What is asked:
Report each line of the data that includes the word "Limited".

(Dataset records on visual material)
——————————
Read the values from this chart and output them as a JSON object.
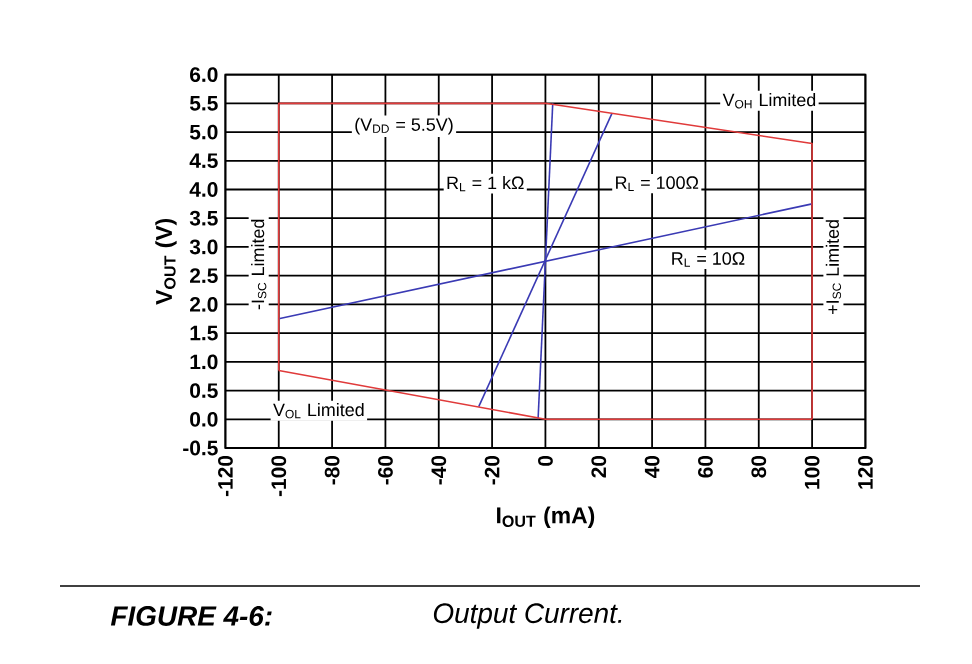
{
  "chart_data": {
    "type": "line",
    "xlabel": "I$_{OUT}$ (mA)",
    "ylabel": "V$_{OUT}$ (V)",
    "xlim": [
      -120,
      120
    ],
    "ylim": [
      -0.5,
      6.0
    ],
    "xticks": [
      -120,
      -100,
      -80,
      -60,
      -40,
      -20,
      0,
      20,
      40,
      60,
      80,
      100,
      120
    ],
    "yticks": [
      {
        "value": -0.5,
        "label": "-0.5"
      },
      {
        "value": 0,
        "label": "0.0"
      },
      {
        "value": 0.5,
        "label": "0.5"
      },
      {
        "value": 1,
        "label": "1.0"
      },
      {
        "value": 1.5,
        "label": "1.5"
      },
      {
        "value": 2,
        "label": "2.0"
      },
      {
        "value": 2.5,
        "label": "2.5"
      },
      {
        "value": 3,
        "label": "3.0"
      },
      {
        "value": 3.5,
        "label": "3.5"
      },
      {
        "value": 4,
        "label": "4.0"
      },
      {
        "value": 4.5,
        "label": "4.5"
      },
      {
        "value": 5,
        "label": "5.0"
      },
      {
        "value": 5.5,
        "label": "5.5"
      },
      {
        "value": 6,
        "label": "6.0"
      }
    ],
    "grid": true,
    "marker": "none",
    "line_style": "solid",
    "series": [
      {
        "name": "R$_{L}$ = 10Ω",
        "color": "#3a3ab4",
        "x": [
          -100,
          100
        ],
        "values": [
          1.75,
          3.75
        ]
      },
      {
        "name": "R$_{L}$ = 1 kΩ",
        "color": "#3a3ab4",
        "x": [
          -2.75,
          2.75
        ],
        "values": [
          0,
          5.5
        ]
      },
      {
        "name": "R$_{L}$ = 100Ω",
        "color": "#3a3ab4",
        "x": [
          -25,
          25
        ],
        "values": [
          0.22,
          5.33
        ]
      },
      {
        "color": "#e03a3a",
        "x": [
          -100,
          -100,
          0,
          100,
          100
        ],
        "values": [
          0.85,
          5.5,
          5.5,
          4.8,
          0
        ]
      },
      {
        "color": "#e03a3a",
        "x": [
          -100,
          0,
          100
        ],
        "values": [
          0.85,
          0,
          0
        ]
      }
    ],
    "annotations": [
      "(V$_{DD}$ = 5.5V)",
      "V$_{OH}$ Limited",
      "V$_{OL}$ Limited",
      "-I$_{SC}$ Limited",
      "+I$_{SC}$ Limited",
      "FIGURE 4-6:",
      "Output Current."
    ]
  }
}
——————————
Response for this exercise:
      "V$_{OH}$ Limited",
      "V$_{OL}$ Limited",
      "-I$_{SC}$ Limited",
      "+I$_{SC}$ Limited",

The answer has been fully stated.